[Exercise directions] Filter the entries below, keeping only lines with the word "ajaran".

Extracted records:
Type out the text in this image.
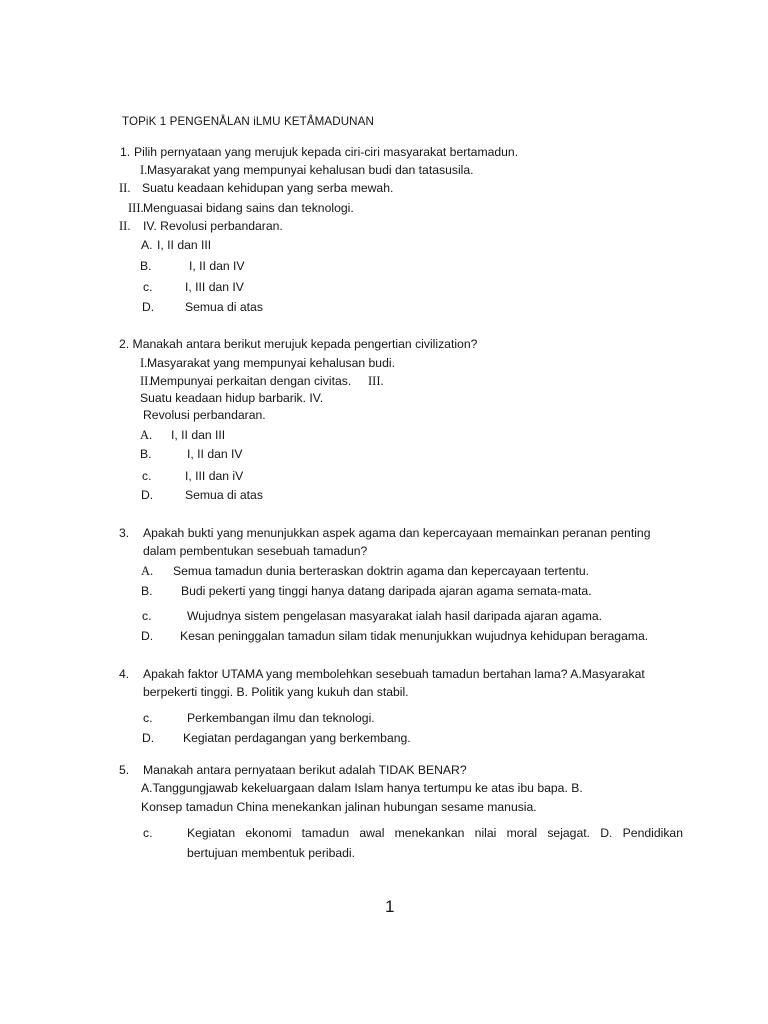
TOPiK 1 PENGENÅLAN iLMU KETÅMADUNAN
1. Pilih pernyataan yang merujuk kepada ciri-ciri masyarakat bertamadun.
I. Masyarakat yang mempunyai kehalusan budi dan tatasusila.
II. Suatu keadaan kehidupan yang serba mewah.
III. Menguasai bidang sains dan teknologi.
II. IV. Revolusi perbandaran.
A. I, II dan III
B.	I, II dan IV
c.	I, III dan IV
D.	Semua di atas
2. Manakah antara berikut merujuk kepada pengertian civilization?
I. Masyarakat yang mempunyai kehalusan budi.
II.
Mempunyai perkaitan dengan civitas. III.
Suatu keadaan hidup barbarik. IV.
Revolusi perbandaran.
A. I, II dan III
B.	I, II dan IV
c.	I, III dan iV
D.	Semua di atas
3. Apakah bukti yang menunjukkan aspek agama dan kepercayaan memainkan peranan penting
dalam pembentukan sesebuah tamadun?
A. Semua tamadun dunia berteraskan doktrin agama dan kepercayaan tertentu.
B. Budi pekerti yang tinggi hanya datang daripada ajaran agama semata-mata.
c.	Wujudnya sistem pengelasan masyarakat ialah hasil daripada ajaran agama.
D. Kesan peninggalan tamadun silam tidak menunjukkan wujudnya kehidupan beragama.
4. Apakah faktor UTAMA yang membolehkan sesebuah tamadun bertahan lama? A.Masyarakat
berpekerti tinggi. B. Politik yang kukuh dan stabil.
c.	Perkembangan ilmu dan teknologi.
D. Kegiatan perdagangan yang berkembang.
5. Manakah antara pernyataan berikut adalah TIDAK BENAR?
A.Tanggungjawab kekeluargaan dalam Islam hanya tertumpu ke atas ibu bapa. B.
Konsep tamadun China menekankan jalinan hubungan sesame manusia.
c.	Kegiatan ekonomi tamadun awal menekankan nilai moral sejagat. D. Pendidikan
bertujuan membentuk peribadi.
1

[Response for this exercise]
B. Budi pekerti yang tinggi hanya datang daripada ajaran agama semata-mata.
c.	Wujudnya sistem pengelasan masyarakat ialah hasil daripada ajaran agama.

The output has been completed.